RECORDS TO USE —
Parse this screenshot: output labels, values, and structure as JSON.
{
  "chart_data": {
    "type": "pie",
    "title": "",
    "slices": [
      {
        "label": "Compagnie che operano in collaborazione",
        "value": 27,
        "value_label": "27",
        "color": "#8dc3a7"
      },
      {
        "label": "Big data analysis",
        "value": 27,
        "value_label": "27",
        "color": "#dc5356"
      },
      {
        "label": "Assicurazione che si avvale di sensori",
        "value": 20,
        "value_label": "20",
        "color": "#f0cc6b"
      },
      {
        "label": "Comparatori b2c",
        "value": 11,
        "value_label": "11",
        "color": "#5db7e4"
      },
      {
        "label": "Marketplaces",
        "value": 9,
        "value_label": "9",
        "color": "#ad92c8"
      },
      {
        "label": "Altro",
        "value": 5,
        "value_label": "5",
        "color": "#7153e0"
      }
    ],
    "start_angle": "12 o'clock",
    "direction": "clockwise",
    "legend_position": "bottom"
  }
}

SET TASK — Of all the lines in the listing above, how many contain the word "color"? Answer with the number alone.

RESULT OF THIS TASK — 6